→ **Text extract**

___

Issue |
A&A
Volume 586, February 2016
|
|
---|---|---|
Article Number | A112 | |
Number of page(s) | 25 | |
Section | Extragalactic astronomy | |
DOI | https://doi.org/10.1051/0004-6361/201526470 | |
Published online | 02 February 2016 |
The imprint of satellite accretion on the chemical and dynamical properties of disc galaxies
1 Departamento de Física Teórica y del Cosmos, Universidad de Granada, Campus de Fuentenueva, 18071 Granada, Spain
e-mail: ruizlara@ugr.es
2 Instituto Carlos I de Física Teórica y computacional, Universidad de Granada, 18071 Granada, Spain
3 School of Physics, University of Exeter, Stocker Road, Exeter EX4 4QL, UK
4 E.A. Milne Centre for Astrophysics, Department of Physics & Mathematics, University of Hull, Hull, HU6 7RX, UK
5 Leibniz-Institut für Astrophysik Potsdam (AIP), An der Sternwarte 16, 14482 Potsdam, Germany
6 Departamento de Física Teórica, Universidad Autónoma de Madrid, 28049 Cantoblanco, Spain
Received: 5 May 2015
Accepted: 1 December 2015
Aims. We study the effects of the cosmological assembly history on the chemical and dynamical properties of the discs of spiral galaxies as a function of radius.
Methods. We made use of the simulated Milky Way mass, fully-cosmological discs from Ramses Disc Environment Study (RaDES). We analysed their assembly history by examining the proximity of satellites to the galactic disc, instead of their merger trees, to better gauge which satellites impact the disc. We presented stellar age and metallicity profiles, age-metallicity relation (AMR), age-velocity dispersion relation (AVR), and stellar age distribution (SAD) in several radial bins for the simulated galaxies.

___

→ **Data lines**
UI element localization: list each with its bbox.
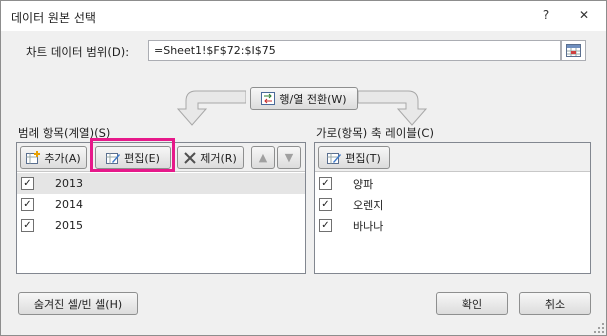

___

→ **Brief**
In the article page on satellite accretion in disc galaxies, what did the authors examine in place of merger trees to analyze assembly history?

→ **Result of this task**
They examined the proximity of satellites to the galactic disc.